• [WHAT YOU WILL DO]: The records that follow are to be repeated exactly, with the pictures removed.

(Data records)

..............................

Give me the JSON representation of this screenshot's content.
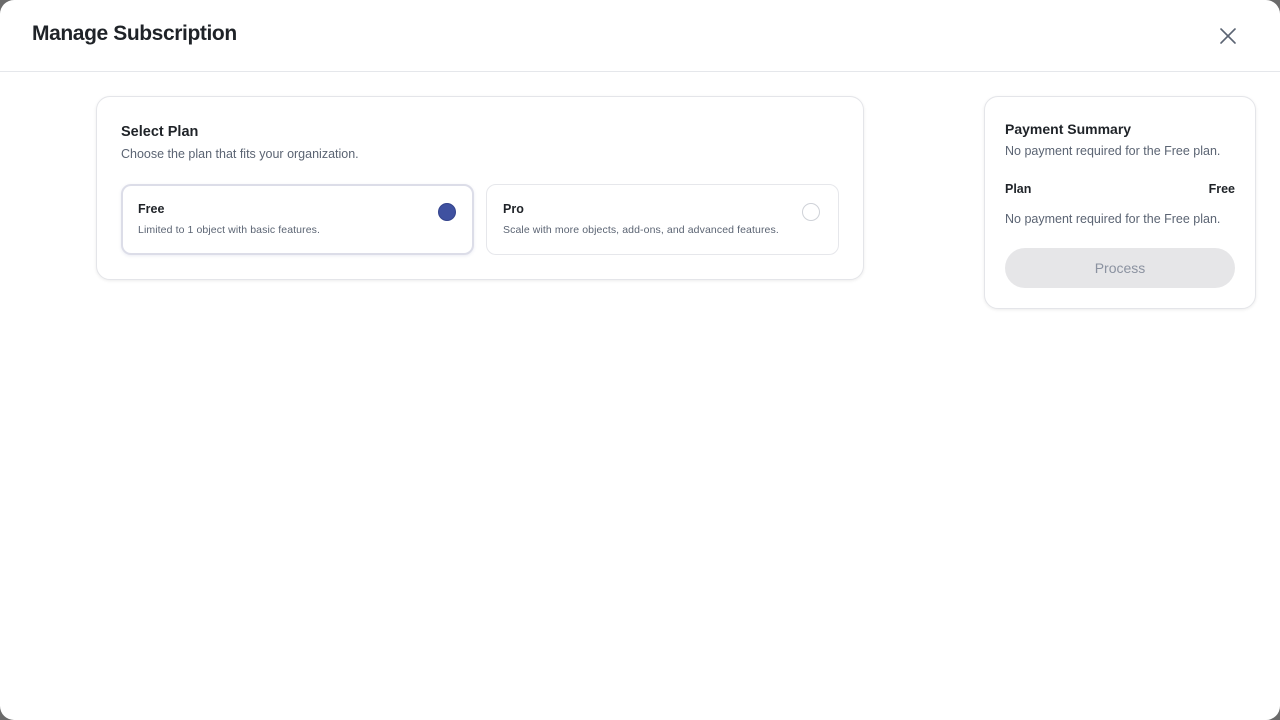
{
  "dialog": {
    "title": "Manage Subscription",
    "close_icon": "close-icon"
  },
  "select_plan": {
    "title": "Select Plan",
    "subtitle": "Choose the plan that fits your organization.",
    "selected": "Free",
    "options": [
      {
        "name": "Free",
        "description": "Limited to 1 object with basic features.",
        "selected": true
      },
      {
        "name": "Pro",
        "description": "Scale with more objects, add-ons, and advanced features.",
        "selected": false
      }
    ]
  },
  "payment_summary": {
    "title": "Payment Summary",
    "note_top": "No payment required for the Free plan.",
    "plan_label": "Plan",
    "plan_value": "Free",
    "note_bottom": "No payment required for the Free plan.",
    "button_label": "Process",
    "button_disabled": true
  },
  "colors": {
    "accent": "#3f51a0",
    "text_primary": "#1f2328",
    "text_secondary": "#5b6473",
    "border": "#e4e5e9",
    "button_disabled_bg": "#e6e6e8",
    "button_disabled_text": "#8b92a0"
  }
}
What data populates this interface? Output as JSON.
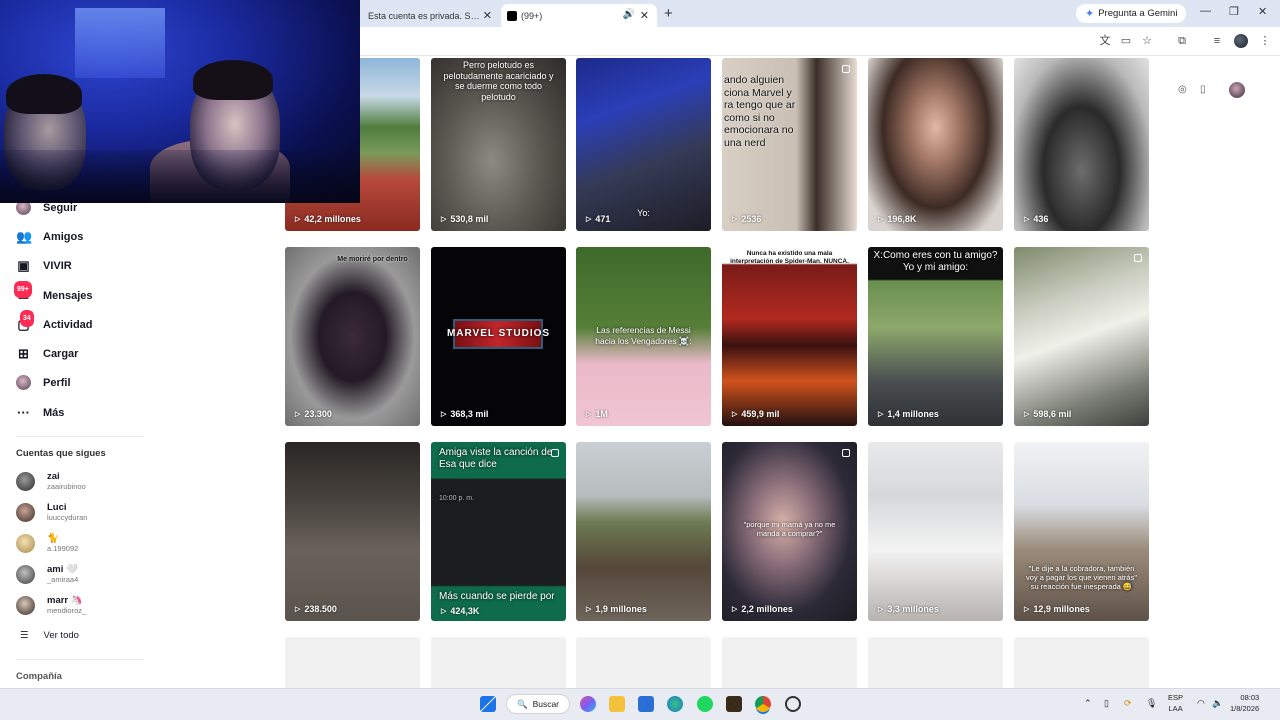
{
  "browser": {
    "tabs": [
      {
        "title": "Esta cuenta es privada. Sigue e...",
        "active": false
      },
      {
        "title": "(99+)",
        "active": true
      }
    ],
    "gemini_label": "Pregunta a Gemini"
  },
  "sidebar": {
    "nav": [
      {
        "label": "Seguir",
        "icon": "avatar-icon"
      },
      {
        "label": "Amigos",
        "icon": "friends-icon"
      },
      {
        "label": "VIVIR",
        "icon": "live-icon"
      },
      {
        "label": "Mensajes",
        "icon": "messages-icon",
        "badge": "99+"
      },
      {
        "label": "Actividad",
        "icon": "activity-icon",
        "badge": "34"
      },
      {
        "label": "Cargar",
        "icon": "upload-icon"
      },
      {
        "label": "Perfil",
        "icon": "profile-icon"
      },
      {
        "label": "Más",
        "icon": "more-icon"
      }
    ],
    "following_title": "Cuentas que sigues",
    "following": [
      {
        "name": "zai",
        "handle": "zaairubinoo"
      },
      {
        "name": "Luci",
        "handle": "luuccyduran"
      },
      {
        "name": "🐈",
        "handle": "a.199092"
      },
      {
        "name": "ami 🤍",
        "handle": "_amiraa4"
      },
      {
        "name": "marr 🦄",
        "handle": "mendioroz_"
      }
    ],
    "see_all": "Ver todo",
    "company": "Compañía"
  },
  "videos": [
    {
      "views": "42,2 millones",
      "overlay": ""
    },
    {
      "views": "530,8 mil",
      "overlay": "Perro pelotudo es pelotudamente acariciado y se duerme como todo pelotudo"
    },
    {
      "views": "471",
      "overlay": "Yo:"
    },
    {
      "views": "2536",
      "overlay": "ando alguien ciona Marvel y ra tengo que ar como si no emocionara no una nerd"
    },
    {
      "views": "196,8K",
      "overlay": ""
    },
    {
      "views": "436",
      "overlay": ""
    },
    {
      "views": "23.300",
      "overlay": "Me moriré por dentro"
    },
    {
      "views": "368,3 mil",
      "overlay": "MARVEL STUDIOS"
    },
    {
      "views": "1M",
      "overlay": "Las referencias de Messi hacia los Vengadores ☠️:"
    },
    {
      "views": "459,9 mil",
      "overlay": "Nunca ha existido una mala interpretación de Spider-Man. NUNCA."
    },
    {
      "views": "1,4 millones",
      "overlay": "X:Como eres con tu amigo? Yo y mi amigo:"
    },
    {
      "views": "598,6 mil",
      "overlay": ""
    },
    {
      "views": "238.500",
      "overlay": ""
    },
    {
      "views": "424,3K",
      "overlay": "Amiga viste la canción de Esa que dice",
      "overlay2": "Más cuando se pierde por",
      "time": "10:00 p. m."
    },
    {
      "views": "1,9 millones",
      "overlay": ""
    },
    {
      "views": "2,2 millones",
      "overlay": "\"porque mi mamá ya no me manda a comprar?\""
    },
    {
      "views": "3,3 millones",
      "overlay": ""
    },
    {
      "views": "12,9 millones",
      "overlay": "\"Le dije a la cobradora, también voy a pagar los que vienen atrás\" su reacción fue inesperada 😅"
    }
  ],
  "taskbar": {
    "search_label": "Buscar",
    "lang_top": "ESP",
    "lang_bottom": "LAA",
    "time": "08:03",
    "date": "1/8/2026"
  }
}
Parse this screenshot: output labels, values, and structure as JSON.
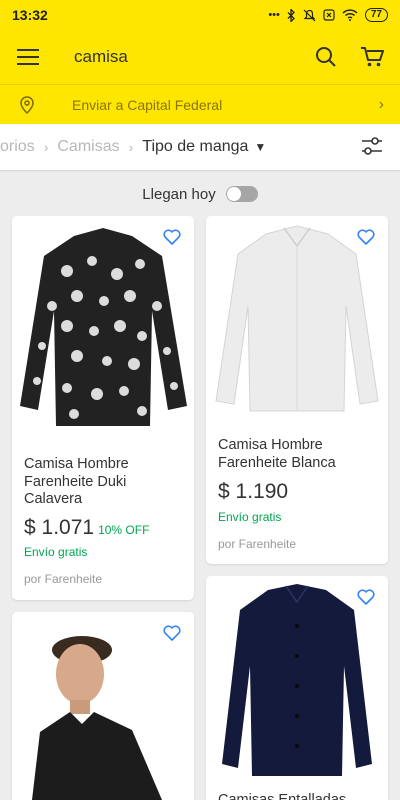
{
  "status_bar": {
    "time": "13:32",
    "dots": "•••",
    "battery": "77"
  },
  "header": {
    "query": "camisa",
    "menu_icon": "hamburger-icon",
    "search_icon": "search-icon",
    "cart_icon": "cart-icon"
  },
  "shipping": {
    "text": "Enviar a Capital Federal",
    "icon": "location-pin-icon"
  },
  "filters": {
    "crumb_1": "orios",
    "crumb_2": "Camisas",
    "active": "Tipo de manga"
  },
  "delivery_toggle": {
    "label": "Llegan hoy",
    "on": false
  },
  "products": [
    {
      "title": "Camisa Hombre Farenheite Duki Calavera",
      "price": "$ 1.071",
      "discount": "10% OFF",
      "shipping": "Envío gratis",
      "seller": "por Farenheite"
    },
    {
      "title": "Camisa Hombre Farenheite Blanca",
      "price": "$ 1.190",
      "shipping": "Envío gratis",
      "seller": "por Farenheite"
    },
    {
      "title": ""
    },
    {
      "title": "Camisas Entalladas"
    }
  ],
  "colors": {
    "brand_yellow": "#ffe600",
    "link_blue": "#3483fa",
    "green": "#00a650"
  }
}
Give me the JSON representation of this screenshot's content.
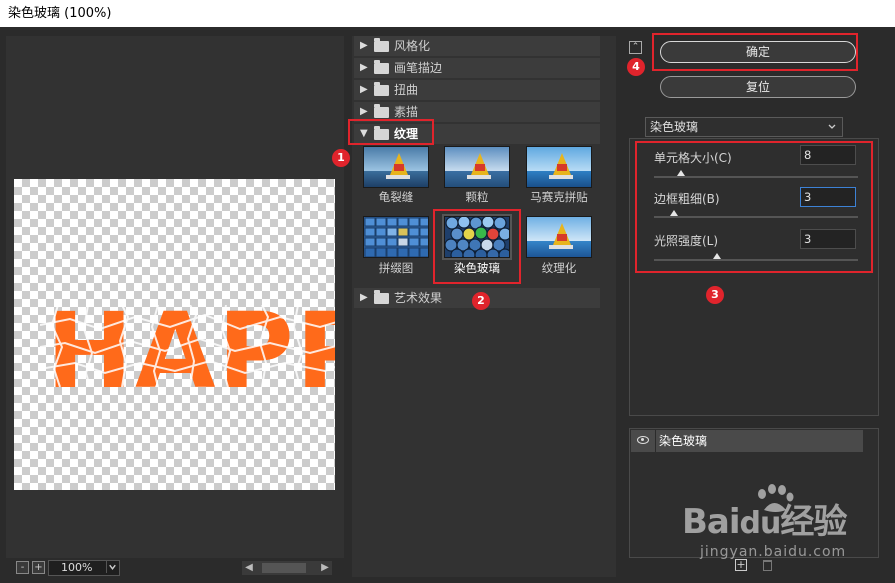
{
  "window": {
    "title": "染色玻璃 (100%)"
  },
  "preview": {
    "text": "HAPP",
    "zoom_level": "100%",
    "zoom_out_label": "-",
    "zoom_in_label": "+",
    "scroll_left": "◀",
    "scroll_right": "▶"
  },
  "filter_list": {
    "categories": [
      {
        "label": "风格化"
      },
      {
        "label": "画笔描边"
      },
      {
        "label": "扭曲"
      },
      {
        "label": "素描"
      },
      {
        "label": "纹理"
      },
      {
        "label": "艺术效果"
      }
    ],
    "texture_filters": [
      {
        "label": "龟裂缝"
      },
      {
        "label": "颗粒"
      },
      {
        "label": "马赛克拼贴"
      },
      {
        "label": "拼缀图"
      },
      {
        "label": "染色玻璃"
      },
      {
        "label": "纹理化"
      }
    ],
    "collapsed_glyph": "▶",
    "expanded_glyph": "▼"
  },
  "actions": {
    "ok_label": "确定",
    "reset_label": "复位"
  },
  "effect_select": {
    "value": "染色玻璃"
  },
  "params": [
    {
      "label": "单元格大小(C)",
      "value": "8",
      "slider": 0.13
    },
    {
      "label": "边框粗细(B)",
      "value": "3",
      "slider": 0.1
    },
    {
      "label": "光照强度(L)",
      "value": "3",
      "slider": 0.31
    }
  ],
  "effect_layers": [
    {
      "label": "染色玻璃"
    }
  ],
  "annotations": [
    "1",
    "2",
    "3",
    "4"
  ],
  "watermark": {
    "brand": "Bai",
    "brand_suffix": "经验",
    "site": "jingyan.baidu.com"
  },
  "colors": {
    "annotation_red": "#e0242c",
    "text_orange": "#ff6a1a",
    "panel_bg": "#2b2b2b",
    "focus_blue": "#3d82d6"
  }
}
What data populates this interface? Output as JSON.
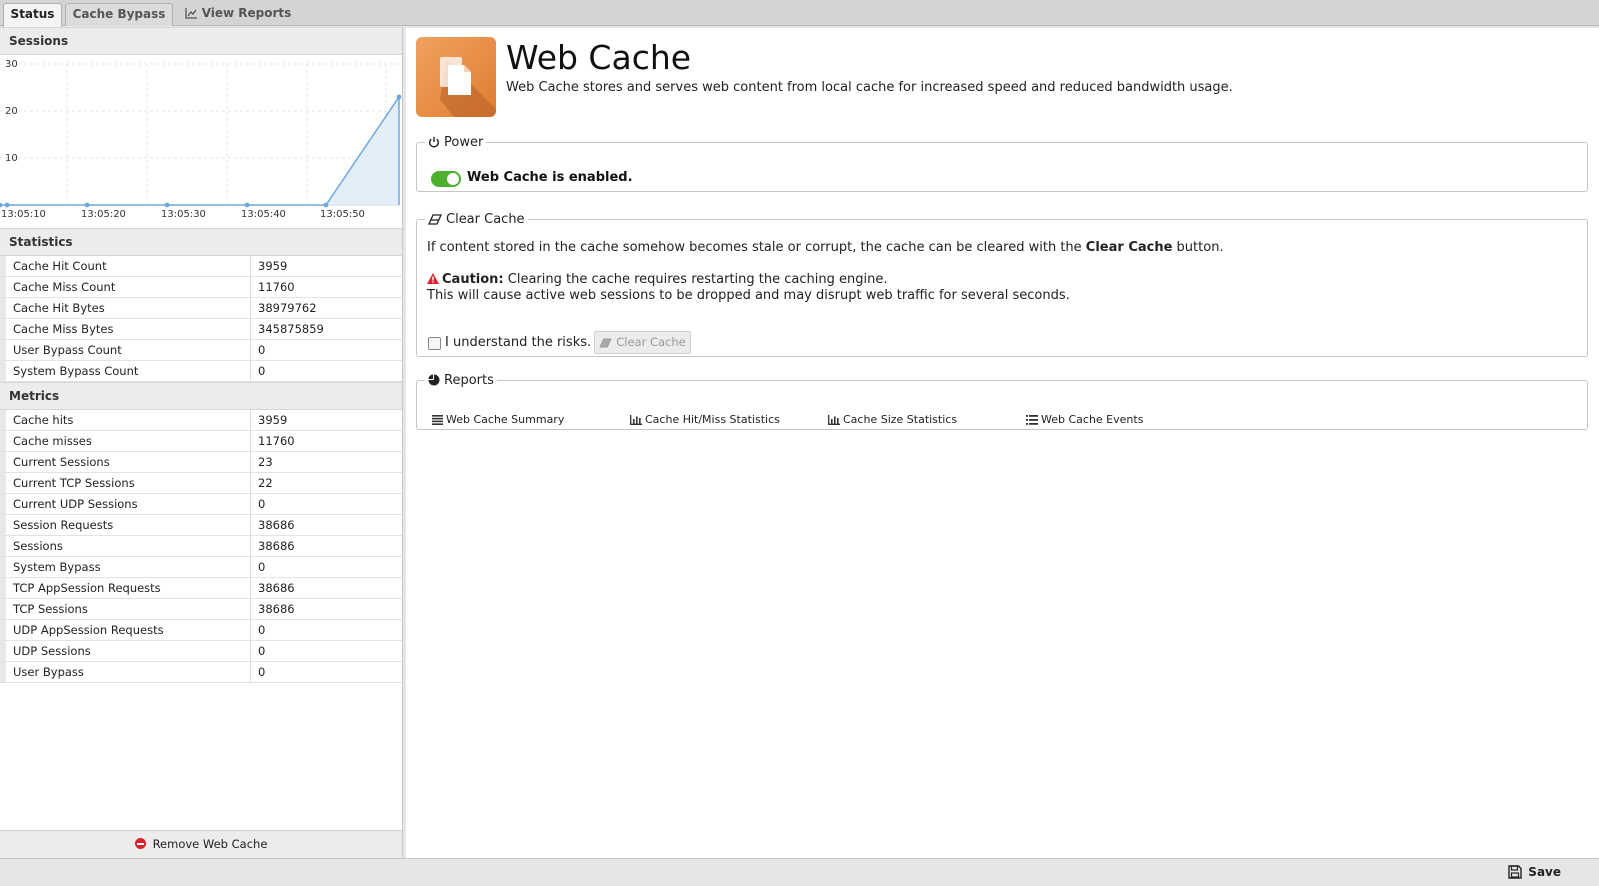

..............................

• [FINAL ANSWER]:
Give me the JSON representation of this screenshot's content.
{
  "dialog": {
    "title": "Manage Subscription",
    "close_icon": "close-icon"
  },
  "select_plan": {
    "title": "Select Plan",
    "subtitle": "Choose the plan that fits your organization.",
    "selected": "Free",
    "options": [
      {
        "name": "Free",
        "description": "Limited to 1 object with basic features.",
        "selected": true
      },
      {
        "name": "Pro",
        "description": "Scale with more objects, add-ons, and advanced features.",
        "selected": false
      }
    ]
  },
  "payment_summary": {
    "title": "Payment Summary",
    "note_top": "No payment required for the Free plan.",
    "plan_label": "Plan",
    "plan_value": "Free",
    "note_bottom": "No payment required for the Free plan.",
    "button_label": "Process",
    "button_disabled": true
  },
  "colors": {
    "accent": "#3f51a0",
    "text_primary": "#1f2328",
    "text_secondary": "#5b6473",
    "border": "#e4e5e9",
    "button_disabled_bg": "#e6e6e8",
    "button_disabled_text": "#8b92a0"
  }
}
What data populates this interface? Output as JSON.
{
  "browser": {
    "tabs": [
      {
        "title": "Esta cuenta es privada. Sigue e...",
        "active": false
      },
      {
        "title": "(99+)",
        "active": true
      }
    ],
    "gemini_label": "Pregunta a Gemini"
  },
  "sidebar": {
    "nav": [
      {
        "label": "Seguir",
        "icon": "avatar-icon"
      },
      {
        "label": "Amigos",
        "icon": "friends-icon"
      },
      {
        "label": "VIVIR",
        "icon": "live-icon"
      },
      {
        "label": "Mensajes",
        "icon": "messages-icon",
        "badge": "99+"
      },
      {
        "label": "Actividad",
        "icon": "activity-icon",
        "badge": "34"
      },
      {
        "label": "Cargar",
        "icon": "upload-icon"
      },
      {
        "label": "Perfil",
        "icon": "profile-icon"
      },
      {
        "label": "Más",
        "icon": "more-icon"
      }
    ],
    "following_title": "Cuentas que sigues",
    "following": [
      {
        "name": "zai",
        "handle": "zaairubinoo"
      },
      {
        "name": "Luci",
        "handle": "luuccyduran"
      },
      {
        "name": "🐈",
        "handle": "a.199092"
      },
      {
        "name": "ami 🤍",
        "handle": "_amiraa4"
      },
      {
        "name": "marr 🦄",
        "handle": "mendioroz_"
      }
    ],
    "see_all": "Ver todo",
    "company": "Compañía"
  },
  "videos": [
    {
      "views": "42,2 millones",
      "overlay": ""
    },
    {
      "views": "530,8 mil",
      "overlay": "Perro pelotudo es pelotudamente acariciado y se duerme como todo pelotudo"
    },
    {
      "views": "471",
      "overlay": "Yo:"
    },
    {
      "views": "2536",
      "overlay": "ando alguien ciona Marvel y ra tengo que ar como si no emocionara no una nerd"
    },
    {
      "views": "196,8K",
      "overlay": ""
    },
    {
      "views": "436",
      "overlay": ""
    },
    {
      "views": "23.300",
      "overlay": "Me moriré por dentro"
    },
    {
      "views": "368,3 mil",
      "overlay": "MARVEL STUDIOS"
    },
    {
      "views": "1M",
      "overlay": "Las referencias de Messi hacia los Vengadores ☠️:"
    },
    {
      "views": "459,9 mil",
      "overlay": "Nunca ha existido una mala interpretación de Spider-Man. NUNCA."
    },
    {
      "views": "1,4 millones",
      "overlay": "X:Como eres con tu amigo? Yo y mi amigo:"
    },
    {
      "views": "598,6 mil",
      "overlay": ""
    },
    {
      "views": "238.500",
      "overlay": ""
    },
    {
      "views": "424,3K",
      "overlay": "Amiga viste la canción de Esa que dice",
      "overlay2": "Más cuando se pierde por",
      "time": "10:00 p. m."
    },
    {
      "views": "1,9 millones",
      "overlay": ""
    },
    {
      "views": "2,2 millones",
      "overlay": "\"porque mi mamá ya no me manda a comprar?\""
    },
    {
      "views": "3,3 millones",
      "overlay": ""
    },
    {
      "views": "12,9 millones",
      "overlay": "\"Le dije a la cobradora, también voy a pagar los que vienen atrás\" su reacción fue inesperada 😅"
    }
  ],
  "taskbar": {
    "search_label": "Buscar",
    "lang_top": "ESP",
    "lang_bottom": "LAA",
    "time": "08:03",
    "date": "1/8/2026"
  }
}
Parse this screenshot: output labels, values, and structure as JSON.
{
  "status_bar": {
    "time": "13:32",
    "dots": "•••",
    "battery": "77"
  },
  "header": {
    "query": "camisa",
    "menu_icon": "hamburger-icon",
    "search_icon": "search-icon",
    "cart_icon": "cart-icon"
  },
  "shipping": {
    "text": "Enviar a Capital Federal",
    "icon": "location-pin-icon"
  },
  "filters": {
    "crumb_1": "orios",
    "crumb_2": "Camisas",
    "active": "Tipo de manga"
  },
  "delivery_toggle": {
    "label": "Llegan hoy",
    "on": false
  },
  "products": [
    {
      "title": "Camisa Hombre Farenheite Duki Calavera",
      "price": "$ 1.071",
      "discount": "10% OFF",
      "shipping": "Envío gratis",
      "seller": "por Farenheite"
    },
    {
      "title": "Camisa Hombre Farenheite Blanca",
      "price": "$ 1.190",
      "shipping": "Envío gratis",
      "seller": "por Farenheite"
    },
    {
      "title": ""
    },
    {
      "title": "Camisas Entalladas"
    }
  ],
  "colors": {
    "brand_yellow": "#ffe600",
    "link_blue": "#3483fa",
    "green": "#00a650"
  }
}
Give me the JSON representation of this screenshot's content.
{
  "window": {
    "title": "染色玻璃 (100%)"
  },
  "preview": {
    "text": "HAPP",
    "zoom_level": "100%",
    "zoom_out_label": "-",
    "zoom_in_label": "+",
    "scroll_left": "◀",
    "scroll_right": "▶"
  },
  "filter_list": {
    "categories": [
      {
        "label": "风格化"
      },
      {
        "label": "画笔描边"
      },
      {
        "label": "扭曲"
      },
      {
        "label": "素描"
      },
      {
        "label": "纹理"
      },
      {
        "label": "艺术效果"
      }
    ],
    "texture_filters": [
      {
        "label": "龟裂缝"
      },
      {
        "label": "颗粒"
      },
      {
        "label": "马赛克拼贴"
      },
      {
        "label": "拼缀图"
      },
      {
        "label": "染色玻璃"
      },
      {
        "label": "纹理化"
      }
    ],
    "collapsed_glyph": "▶",
    "expanded_glyph": "▼"
  },
  "actions": {
    "ok_label": "确定",
    "reset_label": "复位"
  },
  "effect_select": {
    "value": "染色玻璃"
  },
  "params": [
    {
      "label": "单元格大小(C)",
      "value": "8",
      "slider": 0.13
    },
    {
      "label": "边框粗细(B)",
      "value": "3",
      "slider": 0.1
    },
    {
      "label": "光照强度(L)",
      "value": "3",
      "slider": 0.31
    }
  ],
  "effect_layers": [
    {
      "label": "染色玻璃"
    }
  ],
  "annotations": [
    "1",
    "2",
    "3",
    "4"
  ],
  "watermark": {
    "brand": "Bai",
    "brand_suffix": "经验",
    "site": "jingyan.baidu.com"
  },
  "colors": {
    "annotation_red": "#e0242c",
    "text_orange": "#ff6a1a",
    "panel_bg": "#2b2b2b",
    "focus_blue": "#3d82d6"
  }
}
What data populates this interface? Output as JSON.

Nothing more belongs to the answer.